◆ TASK ITEM ◆
Among the records below, find the lines with the word "injection" and copy them.

----------

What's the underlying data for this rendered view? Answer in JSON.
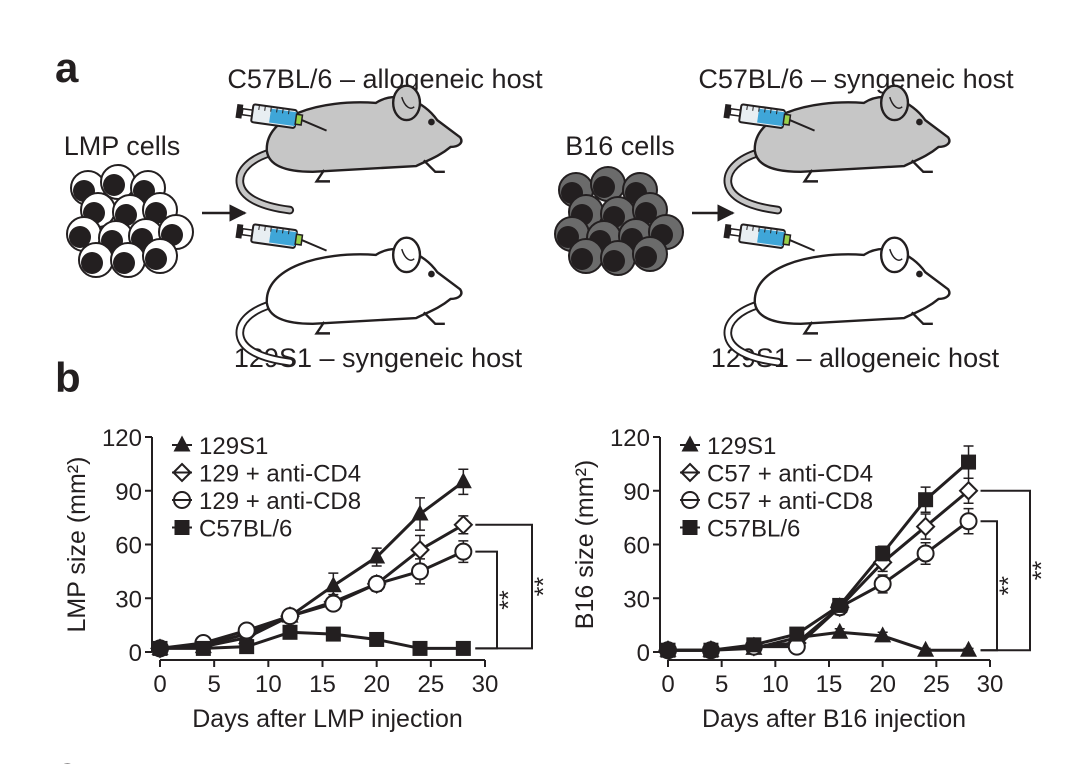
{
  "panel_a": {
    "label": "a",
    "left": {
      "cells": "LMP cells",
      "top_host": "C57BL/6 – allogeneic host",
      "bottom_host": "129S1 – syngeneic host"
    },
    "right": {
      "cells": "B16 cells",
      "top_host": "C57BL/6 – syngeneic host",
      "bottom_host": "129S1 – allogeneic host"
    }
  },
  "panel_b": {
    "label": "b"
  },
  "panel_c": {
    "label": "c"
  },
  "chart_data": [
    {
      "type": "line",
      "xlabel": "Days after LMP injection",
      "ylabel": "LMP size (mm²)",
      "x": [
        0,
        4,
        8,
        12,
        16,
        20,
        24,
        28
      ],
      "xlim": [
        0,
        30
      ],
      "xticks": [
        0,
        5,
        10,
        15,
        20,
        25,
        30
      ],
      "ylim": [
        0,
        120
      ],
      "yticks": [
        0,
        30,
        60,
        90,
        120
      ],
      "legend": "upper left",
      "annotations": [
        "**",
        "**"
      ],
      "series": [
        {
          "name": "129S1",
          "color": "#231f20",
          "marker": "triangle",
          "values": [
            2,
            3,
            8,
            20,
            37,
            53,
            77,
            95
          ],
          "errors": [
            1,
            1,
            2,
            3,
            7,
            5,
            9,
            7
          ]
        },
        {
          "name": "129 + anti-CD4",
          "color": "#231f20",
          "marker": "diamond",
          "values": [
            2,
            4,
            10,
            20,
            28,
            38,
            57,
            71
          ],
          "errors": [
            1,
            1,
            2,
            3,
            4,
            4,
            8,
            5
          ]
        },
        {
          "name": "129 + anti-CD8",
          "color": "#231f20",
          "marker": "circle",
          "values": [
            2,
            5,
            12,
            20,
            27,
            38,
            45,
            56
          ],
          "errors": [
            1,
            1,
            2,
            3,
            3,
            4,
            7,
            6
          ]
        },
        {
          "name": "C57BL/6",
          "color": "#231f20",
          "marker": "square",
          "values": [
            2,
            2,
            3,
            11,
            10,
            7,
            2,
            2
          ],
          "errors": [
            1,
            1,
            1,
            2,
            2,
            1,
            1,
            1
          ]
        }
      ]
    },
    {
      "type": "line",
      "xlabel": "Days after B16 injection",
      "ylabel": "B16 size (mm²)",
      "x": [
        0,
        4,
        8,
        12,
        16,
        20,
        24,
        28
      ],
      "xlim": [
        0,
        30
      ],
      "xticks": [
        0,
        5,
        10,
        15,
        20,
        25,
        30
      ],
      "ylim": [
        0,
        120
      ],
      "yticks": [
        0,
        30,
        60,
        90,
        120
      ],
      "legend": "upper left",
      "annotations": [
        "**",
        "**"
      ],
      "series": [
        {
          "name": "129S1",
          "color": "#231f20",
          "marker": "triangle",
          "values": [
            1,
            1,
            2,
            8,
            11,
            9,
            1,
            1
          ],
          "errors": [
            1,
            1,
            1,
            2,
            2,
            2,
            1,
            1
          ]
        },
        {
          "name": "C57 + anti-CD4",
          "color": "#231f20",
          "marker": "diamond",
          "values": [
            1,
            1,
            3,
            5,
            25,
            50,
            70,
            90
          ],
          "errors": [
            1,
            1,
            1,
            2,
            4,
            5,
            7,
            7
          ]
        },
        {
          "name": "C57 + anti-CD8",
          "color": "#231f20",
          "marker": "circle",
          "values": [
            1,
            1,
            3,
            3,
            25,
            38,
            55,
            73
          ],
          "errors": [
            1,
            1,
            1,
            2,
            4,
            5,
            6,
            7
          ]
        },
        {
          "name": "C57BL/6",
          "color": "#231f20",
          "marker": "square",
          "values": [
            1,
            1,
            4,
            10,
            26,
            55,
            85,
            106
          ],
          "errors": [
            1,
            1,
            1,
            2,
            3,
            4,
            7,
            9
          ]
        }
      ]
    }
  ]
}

----------

◆ COMPLETED EXERCISE ◆
      "xlabel": "Days after LMP injection",
      "xlabel": "Days after B16 injection",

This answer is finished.